Each line that holds the word "คณะโบราณคด" counts once; report how many lines do so and nothing else.

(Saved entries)

• • •

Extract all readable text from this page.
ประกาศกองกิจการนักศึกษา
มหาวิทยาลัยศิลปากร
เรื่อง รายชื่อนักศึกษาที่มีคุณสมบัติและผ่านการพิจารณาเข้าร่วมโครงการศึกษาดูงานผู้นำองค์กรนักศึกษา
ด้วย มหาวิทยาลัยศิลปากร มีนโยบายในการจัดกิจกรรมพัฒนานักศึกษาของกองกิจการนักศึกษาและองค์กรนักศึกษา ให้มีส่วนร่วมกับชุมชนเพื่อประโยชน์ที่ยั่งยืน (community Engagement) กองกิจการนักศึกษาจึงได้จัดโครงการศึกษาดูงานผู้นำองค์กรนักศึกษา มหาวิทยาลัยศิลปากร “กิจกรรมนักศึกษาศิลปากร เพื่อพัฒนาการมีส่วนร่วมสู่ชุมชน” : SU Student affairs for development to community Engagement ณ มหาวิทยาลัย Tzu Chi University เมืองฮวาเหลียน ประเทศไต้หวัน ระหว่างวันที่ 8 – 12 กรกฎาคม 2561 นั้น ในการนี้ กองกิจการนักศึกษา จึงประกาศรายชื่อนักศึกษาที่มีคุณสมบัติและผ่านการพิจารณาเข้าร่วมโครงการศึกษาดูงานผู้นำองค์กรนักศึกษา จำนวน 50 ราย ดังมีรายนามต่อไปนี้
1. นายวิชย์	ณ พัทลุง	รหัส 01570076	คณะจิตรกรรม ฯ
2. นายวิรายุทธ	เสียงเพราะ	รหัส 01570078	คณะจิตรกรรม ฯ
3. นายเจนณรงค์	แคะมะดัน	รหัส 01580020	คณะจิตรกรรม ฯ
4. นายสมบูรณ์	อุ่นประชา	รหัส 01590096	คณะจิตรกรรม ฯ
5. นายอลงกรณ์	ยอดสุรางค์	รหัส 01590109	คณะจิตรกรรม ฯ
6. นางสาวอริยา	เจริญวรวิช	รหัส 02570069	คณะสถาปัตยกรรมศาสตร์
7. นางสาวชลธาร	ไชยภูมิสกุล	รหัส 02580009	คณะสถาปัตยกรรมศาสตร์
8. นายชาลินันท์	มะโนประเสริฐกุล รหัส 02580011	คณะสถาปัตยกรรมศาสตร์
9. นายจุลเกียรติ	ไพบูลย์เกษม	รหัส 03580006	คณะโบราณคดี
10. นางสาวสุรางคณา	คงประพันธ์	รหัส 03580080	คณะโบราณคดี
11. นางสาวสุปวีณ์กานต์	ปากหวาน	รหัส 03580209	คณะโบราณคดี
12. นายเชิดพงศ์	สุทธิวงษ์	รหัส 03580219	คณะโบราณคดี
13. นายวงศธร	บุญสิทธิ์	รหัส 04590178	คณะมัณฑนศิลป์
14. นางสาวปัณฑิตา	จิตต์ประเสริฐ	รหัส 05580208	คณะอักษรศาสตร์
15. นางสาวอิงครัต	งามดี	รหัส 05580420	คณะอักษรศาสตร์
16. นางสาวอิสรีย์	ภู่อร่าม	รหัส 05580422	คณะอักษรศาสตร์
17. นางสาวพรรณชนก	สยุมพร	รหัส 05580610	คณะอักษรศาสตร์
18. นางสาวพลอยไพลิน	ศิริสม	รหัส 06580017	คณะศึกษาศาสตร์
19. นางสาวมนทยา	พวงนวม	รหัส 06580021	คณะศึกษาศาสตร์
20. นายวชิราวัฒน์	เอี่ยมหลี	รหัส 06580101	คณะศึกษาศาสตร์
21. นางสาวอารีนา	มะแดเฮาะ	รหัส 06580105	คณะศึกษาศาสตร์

• • •

• EXERCISE SOLUTION: 4